-- Task details --
Copy all lines below containing "FFFFFF".

Source records

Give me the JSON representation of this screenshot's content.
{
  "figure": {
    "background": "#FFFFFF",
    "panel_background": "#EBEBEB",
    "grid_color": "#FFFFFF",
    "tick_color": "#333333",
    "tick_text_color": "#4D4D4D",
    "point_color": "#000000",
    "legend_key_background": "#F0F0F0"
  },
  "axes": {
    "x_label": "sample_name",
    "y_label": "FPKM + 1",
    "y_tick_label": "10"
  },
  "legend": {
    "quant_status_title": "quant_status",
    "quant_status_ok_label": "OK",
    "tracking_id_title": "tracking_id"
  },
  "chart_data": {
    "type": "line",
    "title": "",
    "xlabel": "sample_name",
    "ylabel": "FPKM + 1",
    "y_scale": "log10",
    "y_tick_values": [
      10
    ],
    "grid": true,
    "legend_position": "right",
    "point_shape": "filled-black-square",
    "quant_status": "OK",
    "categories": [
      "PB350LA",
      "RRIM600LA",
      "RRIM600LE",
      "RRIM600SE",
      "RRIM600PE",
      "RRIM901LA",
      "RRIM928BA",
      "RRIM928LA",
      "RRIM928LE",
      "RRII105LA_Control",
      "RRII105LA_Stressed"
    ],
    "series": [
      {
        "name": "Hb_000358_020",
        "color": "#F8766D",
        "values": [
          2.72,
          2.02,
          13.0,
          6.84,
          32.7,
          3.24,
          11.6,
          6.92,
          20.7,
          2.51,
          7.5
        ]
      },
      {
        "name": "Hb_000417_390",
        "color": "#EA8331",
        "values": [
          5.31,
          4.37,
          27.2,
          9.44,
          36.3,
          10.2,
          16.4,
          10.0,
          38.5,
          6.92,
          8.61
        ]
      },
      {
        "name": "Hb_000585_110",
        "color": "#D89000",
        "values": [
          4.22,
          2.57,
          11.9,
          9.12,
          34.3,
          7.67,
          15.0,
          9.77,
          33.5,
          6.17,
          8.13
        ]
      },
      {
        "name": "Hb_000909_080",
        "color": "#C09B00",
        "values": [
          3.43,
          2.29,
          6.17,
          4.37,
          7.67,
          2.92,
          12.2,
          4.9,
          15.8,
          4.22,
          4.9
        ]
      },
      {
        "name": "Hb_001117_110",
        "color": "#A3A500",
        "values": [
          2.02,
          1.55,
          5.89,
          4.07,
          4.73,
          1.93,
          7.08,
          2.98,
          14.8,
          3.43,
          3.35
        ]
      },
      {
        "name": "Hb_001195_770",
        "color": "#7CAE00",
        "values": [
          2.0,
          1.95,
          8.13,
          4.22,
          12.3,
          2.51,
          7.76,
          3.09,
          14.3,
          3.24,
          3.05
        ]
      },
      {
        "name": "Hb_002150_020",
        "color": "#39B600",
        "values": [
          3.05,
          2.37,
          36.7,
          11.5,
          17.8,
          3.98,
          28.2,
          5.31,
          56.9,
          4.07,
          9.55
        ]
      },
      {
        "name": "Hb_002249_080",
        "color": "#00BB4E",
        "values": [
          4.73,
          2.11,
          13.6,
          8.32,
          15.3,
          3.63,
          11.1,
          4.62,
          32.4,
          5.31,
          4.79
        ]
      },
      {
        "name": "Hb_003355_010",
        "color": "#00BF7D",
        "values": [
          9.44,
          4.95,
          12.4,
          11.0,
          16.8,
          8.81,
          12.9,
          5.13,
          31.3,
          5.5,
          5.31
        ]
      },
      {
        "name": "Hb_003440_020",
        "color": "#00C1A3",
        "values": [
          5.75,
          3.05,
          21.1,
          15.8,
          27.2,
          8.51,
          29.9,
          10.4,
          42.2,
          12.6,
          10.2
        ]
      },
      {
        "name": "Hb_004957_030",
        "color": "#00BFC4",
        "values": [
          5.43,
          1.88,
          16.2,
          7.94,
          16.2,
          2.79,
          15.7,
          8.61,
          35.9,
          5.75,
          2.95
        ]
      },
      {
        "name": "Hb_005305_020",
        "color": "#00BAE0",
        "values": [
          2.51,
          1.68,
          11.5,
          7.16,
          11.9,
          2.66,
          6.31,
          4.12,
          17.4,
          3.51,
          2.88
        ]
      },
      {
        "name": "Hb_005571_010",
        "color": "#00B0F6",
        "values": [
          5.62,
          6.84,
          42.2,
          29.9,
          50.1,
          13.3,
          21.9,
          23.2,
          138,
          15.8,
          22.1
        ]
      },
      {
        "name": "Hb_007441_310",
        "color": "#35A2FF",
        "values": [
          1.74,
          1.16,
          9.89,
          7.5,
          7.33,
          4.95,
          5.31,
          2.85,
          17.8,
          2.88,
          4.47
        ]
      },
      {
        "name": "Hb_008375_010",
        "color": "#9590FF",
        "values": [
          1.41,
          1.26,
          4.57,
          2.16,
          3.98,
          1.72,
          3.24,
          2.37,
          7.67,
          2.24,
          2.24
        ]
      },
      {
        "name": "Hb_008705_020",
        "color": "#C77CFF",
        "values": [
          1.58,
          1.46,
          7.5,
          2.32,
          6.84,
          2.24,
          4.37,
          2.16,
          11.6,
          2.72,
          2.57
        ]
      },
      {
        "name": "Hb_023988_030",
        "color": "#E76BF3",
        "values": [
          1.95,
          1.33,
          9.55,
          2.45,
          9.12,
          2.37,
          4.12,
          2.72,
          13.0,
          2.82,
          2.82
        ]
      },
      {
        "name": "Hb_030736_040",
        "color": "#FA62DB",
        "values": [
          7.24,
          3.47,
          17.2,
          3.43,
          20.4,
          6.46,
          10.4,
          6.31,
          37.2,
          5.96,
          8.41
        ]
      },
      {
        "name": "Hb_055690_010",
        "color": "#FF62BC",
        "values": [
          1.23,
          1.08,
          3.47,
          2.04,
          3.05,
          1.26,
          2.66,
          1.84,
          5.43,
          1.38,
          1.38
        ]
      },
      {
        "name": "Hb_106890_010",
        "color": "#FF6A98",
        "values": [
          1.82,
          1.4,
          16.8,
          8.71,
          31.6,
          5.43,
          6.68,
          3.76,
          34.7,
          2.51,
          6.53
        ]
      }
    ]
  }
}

-- The completed task --
    "background": "#FFFFFF",
    "grid_color": "#FFFFFF",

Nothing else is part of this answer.